Consider the data that follows and state how many lines contain the string "インデックス投資の将来可能性について", using the number alone.

==========

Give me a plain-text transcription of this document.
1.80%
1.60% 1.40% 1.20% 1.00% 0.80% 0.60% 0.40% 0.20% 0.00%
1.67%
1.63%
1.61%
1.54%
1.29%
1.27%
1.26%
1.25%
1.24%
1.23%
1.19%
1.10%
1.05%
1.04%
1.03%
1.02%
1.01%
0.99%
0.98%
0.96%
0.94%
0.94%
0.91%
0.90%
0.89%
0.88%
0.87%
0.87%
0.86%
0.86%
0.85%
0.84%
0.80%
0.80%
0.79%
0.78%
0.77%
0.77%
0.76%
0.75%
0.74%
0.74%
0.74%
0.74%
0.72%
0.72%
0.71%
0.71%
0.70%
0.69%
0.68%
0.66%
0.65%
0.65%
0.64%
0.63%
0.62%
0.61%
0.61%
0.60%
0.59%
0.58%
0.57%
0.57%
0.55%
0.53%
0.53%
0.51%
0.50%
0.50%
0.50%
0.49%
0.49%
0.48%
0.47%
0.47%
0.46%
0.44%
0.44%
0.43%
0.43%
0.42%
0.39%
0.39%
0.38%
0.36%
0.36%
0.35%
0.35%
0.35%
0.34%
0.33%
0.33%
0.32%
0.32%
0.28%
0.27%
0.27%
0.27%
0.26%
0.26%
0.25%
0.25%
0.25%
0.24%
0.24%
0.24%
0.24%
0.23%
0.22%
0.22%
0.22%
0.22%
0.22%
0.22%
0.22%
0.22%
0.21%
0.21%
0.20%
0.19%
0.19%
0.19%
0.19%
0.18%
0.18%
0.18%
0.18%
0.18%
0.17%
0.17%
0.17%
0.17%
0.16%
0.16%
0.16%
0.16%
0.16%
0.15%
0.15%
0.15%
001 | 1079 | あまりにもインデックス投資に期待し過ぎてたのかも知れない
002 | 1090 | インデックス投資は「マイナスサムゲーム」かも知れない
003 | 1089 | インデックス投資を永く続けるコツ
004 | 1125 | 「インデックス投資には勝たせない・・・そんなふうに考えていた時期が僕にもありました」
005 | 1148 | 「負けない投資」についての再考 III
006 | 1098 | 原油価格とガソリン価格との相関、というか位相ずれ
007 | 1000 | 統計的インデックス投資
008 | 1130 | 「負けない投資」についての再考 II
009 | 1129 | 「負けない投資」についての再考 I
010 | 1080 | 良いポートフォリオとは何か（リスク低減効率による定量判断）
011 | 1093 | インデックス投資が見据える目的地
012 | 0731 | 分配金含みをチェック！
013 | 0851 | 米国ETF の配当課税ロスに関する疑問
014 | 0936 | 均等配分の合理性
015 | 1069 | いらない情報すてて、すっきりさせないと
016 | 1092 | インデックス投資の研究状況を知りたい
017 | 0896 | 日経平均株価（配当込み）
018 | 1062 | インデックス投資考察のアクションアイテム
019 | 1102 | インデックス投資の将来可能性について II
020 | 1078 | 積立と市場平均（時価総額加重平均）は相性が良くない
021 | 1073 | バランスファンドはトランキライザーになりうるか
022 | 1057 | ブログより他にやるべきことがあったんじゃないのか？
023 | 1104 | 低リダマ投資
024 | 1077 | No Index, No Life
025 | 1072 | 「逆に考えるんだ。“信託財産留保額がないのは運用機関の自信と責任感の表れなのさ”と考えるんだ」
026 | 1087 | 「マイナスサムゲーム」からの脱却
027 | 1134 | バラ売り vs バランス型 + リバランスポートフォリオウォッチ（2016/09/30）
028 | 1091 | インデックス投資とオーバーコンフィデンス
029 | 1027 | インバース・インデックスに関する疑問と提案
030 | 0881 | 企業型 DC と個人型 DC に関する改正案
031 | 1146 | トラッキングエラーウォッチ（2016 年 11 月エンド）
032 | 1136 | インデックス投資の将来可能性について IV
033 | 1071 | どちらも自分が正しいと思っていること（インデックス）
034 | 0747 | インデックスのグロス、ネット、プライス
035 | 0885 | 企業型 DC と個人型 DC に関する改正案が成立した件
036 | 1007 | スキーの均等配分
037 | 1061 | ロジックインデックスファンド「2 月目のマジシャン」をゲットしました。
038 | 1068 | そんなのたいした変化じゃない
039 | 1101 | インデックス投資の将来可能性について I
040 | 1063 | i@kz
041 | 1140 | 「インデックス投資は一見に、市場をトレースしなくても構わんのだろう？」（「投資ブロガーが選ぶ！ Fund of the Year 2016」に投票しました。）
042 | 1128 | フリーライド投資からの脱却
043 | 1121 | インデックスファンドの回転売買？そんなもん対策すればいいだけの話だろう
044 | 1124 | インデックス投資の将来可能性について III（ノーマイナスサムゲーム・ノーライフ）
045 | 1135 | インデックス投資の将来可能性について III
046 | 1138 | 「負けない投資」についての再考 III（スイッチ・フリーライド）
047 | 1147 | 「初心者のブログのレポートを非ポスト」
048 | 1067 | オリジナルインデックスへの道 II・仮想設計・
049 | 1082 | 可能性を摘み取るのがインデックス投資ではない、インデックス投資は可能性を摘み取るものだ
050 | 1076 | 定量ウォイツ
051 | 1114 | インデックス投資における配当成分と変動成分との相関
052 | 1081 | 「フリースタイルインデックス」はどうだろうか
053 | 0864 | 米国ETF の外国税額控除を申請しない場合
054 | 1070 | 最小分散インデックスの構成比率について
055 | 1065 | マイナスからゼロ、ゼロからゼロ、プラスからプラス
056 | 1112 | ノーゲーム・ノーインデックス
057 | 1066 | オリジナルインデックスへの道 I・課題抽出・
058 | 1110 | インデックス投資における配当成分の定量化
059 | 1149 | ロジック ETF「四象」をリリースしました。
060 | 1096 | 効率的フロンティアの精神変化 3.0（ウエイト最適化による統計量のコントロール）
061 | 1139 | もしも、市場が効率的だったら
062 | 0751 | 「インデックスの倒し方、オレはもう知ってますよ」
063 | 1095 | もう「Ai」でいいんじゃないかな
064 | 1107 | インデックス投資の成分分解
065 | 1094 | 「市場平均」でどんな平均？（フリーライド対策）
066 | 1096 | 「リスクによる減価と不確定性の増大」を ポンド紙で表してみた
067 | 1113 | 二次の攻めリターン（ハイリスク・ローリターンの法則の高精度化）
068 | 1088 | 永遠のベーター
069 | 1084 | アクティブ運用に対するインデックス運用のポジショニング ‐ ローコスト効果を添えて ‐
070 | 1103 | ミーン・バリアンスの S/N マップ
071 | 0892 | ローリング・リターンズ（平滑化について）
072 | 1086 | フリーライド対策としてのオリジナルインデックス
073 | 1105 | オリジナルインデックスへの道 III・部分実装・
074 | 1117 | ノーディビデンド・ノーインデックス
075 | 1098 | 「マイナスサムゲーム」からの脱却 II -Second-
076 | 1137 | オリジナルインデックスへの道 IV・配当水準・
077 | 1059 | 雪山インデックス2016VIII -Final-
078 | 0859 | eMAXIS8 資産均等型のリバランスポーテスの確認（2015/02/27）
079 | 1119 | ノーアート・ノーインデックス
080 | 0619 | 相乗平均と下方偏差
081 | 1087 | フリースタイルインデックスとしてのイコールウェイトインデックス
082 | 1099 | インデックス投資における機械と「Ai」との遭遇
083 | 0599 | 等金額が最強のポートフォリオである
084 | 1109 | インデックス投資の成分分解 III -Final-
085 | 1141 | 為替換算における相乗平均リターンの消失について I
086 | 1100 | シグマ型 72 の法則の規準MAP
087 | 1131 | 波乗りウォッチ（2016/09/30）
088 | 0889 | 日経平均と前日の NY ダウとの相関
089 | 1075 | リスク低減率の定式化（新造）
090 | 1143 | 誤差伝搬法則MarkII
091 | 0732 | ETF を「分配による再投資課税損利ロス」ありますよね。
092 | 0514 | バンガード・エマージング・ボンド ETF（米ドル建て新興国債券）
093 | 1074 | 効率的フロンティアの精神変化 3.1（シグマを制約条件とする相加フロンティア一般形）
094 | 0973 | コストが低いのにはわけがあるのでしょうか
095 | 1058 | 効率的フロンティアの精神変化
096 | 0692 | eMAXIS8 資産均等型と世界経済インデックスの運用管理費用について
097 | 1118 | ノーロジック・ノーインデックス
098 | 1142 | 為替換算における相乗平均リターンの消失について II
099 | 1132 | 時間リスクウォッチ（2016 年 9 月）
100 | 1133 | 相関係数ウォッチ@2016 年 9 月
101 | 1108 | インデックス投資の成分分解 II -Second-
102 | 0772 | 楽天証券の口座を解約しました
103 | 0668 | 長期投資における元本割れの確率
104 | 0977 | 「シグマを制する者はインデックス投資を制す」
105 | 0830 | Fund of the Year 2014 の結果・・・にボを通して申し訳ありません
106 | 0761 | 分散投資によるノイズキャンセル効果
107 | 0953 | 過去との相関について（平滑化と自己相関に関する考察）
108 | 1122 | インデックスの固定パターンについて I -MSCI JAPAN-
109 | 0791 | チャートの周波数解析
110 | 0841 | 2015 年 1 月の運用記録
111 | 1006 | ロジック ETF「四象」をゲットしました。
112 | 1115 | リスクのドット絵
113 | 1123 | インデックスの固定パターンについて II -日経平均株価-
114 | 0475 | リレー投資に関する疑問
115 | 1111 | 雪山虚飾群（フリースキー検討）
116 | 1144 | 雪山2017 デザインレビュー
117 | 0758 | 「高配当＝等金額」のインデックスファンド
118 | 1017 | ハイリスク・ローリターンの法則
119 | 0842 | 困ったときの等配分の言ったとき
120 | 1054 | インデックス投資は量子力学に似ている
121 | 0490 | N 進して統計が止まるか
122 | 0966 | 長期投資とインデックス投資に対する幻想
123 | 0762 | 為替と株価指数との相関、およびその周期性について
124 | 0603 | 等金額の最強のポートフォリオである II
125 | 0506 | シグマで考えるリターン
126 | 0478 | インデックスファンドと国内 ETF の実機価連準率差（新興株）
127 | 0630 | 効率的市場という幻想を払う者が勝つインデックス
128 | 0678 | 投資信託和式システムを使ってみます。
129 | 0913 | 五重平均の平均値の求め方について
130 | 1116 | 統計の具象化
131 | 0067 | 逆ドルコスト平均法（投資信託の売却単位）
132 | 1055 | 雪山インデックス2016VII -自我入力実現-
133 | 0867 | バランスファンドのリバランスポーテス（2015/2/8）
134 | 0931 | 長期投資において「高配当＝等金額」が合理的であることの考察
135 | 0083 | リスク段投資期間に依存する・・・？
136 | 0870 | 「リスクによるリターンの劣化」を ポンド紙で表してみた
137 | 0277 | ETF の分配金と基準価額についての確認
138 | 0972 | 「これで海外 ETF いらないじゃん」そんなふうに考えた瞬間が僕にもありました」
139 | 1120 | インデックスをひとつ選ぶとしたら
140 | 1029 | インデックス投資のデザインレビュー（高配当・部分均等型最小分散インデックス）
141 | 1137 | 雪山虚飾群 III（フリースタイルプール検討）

==========

- PROBLEM SOLUTION
5